▸ STATED TASK:
Give every line from the entries that contains "Output".

▸ ENTRIES:
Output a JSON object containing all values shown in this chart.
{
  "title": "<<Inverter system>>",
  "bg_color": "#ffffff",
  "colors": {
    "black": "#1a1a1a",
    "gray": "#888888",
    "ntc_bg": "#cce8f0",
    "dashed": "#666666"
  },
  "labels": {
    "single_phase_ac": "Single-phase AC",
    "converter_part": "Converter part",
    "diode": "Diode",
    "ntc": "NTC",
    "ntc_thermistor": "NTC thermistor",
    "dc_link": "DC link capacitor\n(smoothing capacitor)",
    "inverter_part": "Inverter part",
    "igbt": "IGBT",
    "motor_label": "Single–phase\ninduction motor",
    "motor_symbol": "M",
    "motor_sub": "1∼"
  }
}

---

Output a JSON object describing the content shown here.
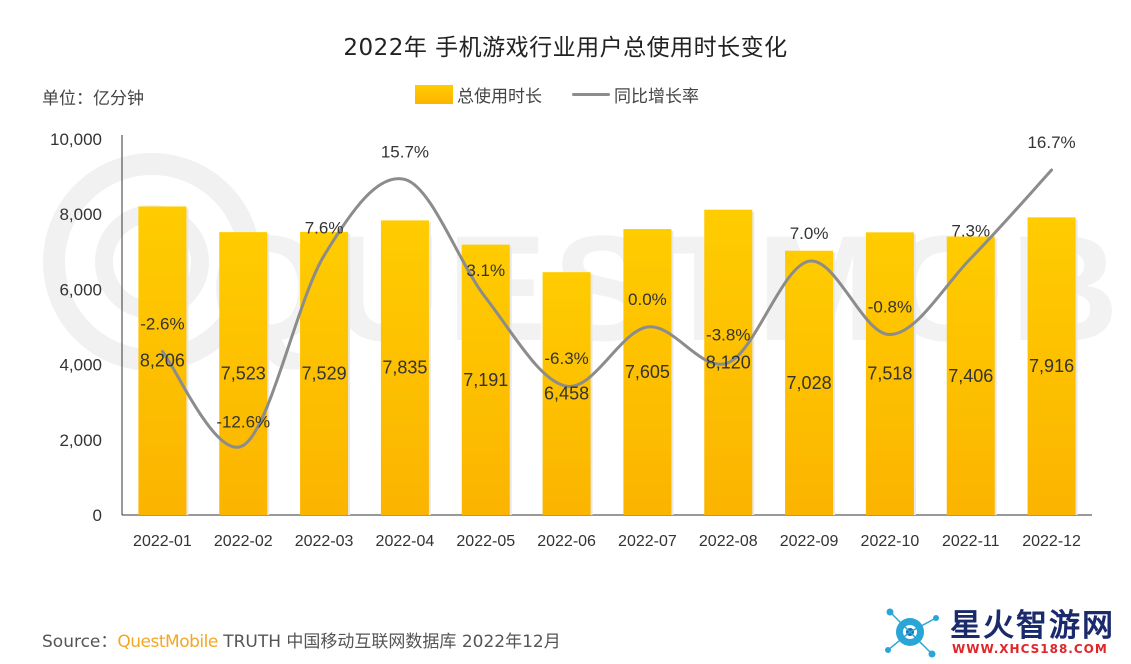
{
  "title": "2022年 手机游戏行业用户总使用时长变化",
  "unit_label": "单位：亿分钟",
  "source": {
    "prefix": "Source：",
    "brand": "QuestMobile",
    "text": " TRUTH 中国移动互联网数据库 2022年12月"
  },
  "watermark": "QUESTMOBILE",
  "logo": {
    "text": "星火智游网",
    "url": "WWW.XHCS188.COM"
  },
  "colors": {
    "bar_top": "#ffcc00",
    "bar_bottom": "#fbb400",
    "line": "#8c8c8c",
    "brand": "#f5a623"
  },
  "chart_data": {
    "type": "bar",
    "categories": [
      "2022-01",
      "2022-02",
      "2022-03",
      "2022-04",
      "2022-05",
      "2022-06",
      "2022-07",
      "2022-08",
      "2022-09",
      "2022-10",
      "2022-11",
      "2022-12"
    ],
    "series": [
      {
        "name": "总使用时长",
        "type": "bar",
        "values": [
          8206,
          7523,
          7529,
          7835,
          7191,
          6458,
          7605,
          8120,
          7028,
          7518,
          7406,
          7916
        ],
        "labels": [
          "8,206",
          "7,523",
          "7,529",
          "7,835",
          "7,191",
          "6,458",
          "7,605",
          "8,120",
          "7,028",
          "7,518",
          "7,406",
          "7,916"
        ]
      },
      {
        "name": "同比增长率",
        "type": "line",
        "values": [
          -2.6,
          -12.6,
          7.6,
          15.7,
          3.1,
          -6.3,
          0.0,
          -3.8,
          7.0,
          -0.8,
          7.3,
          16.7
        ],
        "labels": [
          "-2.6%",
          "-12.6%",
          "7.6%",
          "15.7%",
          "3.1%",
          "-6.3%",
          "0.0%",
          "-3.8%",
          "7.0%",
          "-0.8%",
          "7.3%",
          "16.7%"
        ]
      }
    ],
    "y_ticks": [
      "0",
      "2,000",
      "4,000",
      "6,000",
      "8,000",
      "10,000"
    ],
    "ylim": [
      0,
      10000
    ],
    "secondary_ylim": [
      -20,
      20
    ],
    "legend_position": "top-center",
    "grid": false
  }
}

▸ WRITTEN RESPONSE:
Output a JSON object containing all values shown in this chart.
Output a JSON object describing the content shown here.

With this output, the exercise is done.